# EXTRACTED ENTRIES:
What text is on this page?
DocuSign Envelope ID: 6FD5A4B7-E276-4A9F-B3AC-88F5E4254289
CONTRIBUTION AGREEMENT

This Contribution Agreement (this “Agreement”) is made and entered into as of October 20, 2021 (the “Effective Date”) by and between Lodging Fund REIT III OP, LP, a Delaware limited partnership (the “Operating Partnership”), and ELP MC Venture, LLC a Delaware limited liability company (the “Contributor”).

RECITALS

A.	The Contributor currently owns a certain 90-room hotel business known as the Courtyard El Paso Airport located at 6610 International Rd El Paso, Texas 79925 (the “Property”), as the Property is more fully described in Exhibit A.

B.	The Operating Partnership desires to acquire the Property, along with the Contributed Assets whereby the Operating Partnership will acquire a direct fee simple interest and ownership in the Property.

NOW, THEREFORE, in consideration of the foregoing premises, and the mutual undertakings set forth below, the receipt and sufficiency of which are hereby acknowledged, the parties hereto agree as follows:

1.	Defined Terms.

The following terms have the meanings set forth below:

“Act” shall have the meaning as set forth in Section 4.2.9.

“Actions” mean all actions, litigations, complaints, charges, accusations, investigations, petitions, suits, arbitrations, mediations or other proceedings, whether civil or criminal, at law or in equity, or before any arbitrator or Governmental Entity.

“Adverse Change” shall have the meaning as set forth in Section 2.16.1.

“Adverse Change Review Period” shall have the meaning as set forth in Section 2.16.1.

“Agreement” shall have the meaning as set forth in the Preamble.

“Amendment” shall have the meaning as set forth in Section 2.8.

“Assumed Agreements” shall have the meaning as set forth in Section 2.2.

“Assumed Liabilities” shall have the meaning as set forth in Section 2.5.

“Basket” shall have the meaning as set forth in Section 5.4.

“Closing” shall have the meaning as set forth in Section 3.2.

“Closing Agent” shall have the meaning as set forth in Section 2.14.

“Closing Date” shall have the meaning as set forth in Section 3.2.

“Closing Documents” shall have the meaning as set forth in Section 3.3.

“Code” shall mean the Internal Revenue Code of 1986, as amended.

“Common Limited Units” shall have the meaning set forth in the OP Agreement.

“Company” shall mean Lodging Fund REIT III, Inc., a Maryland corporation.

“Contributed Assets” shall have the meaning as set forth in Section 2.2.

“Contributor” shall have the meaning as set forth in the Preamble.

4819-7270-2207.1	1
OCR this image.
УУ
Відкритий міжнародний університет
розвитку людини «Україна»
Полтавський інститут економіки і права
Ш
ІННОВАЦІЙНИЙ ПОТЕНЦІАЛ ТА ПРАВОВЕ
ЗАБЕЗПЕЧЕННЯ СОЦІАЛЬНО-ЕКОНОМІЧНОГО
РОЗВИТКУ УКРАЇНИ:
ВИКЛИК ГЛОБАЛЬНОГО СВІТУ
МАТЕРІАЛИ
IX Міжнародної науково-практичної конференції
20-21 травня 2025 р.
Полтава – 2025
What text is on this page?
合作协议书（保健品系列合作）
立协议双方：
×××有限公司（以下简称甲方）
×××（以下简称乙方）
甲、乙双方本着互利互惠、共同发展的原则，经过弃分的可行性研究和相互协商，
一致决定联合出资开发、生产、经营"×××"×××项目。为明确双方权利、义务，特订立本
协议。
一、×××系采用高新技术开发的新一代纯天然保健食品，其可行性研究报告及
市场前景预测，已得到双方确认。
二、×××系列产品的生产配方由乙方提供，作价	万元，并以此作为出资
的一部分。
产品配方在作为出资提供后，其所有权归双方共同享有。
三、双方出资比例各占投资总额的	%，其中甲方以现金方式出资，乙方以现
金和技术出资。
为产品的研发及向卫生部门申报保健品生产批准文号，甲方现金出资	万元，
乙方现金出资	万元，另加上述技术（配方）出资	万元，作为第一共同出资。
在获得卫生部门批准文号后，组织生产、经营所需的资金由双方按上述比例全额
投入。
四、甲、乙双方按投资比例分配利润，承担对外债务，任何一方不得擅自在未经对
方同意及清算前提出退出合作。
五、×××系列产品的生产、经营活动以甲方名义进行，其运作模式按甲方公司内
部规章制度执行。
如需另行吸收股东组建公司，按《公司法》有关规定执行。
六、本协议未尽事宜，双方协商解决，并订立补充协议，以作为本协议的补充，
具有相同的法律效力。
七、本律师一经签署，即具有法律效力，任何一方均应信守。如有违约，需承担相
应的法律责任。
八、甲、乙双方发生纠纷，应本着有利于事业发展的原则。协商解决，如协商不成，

# JOB:
Using the material above, gather every line that includes "Closing".

# EXPECTED ANSWER:
“Closing” shall have the meaning as set forth in Section 3.2.
“Closing Agent” shall have the meaning as set forth in Section 2.14.
“Closing Date” shall have the meaning as set forth in Section 3.2.
“Closing Documents” shall have the meaning as set forth in Section 3.3.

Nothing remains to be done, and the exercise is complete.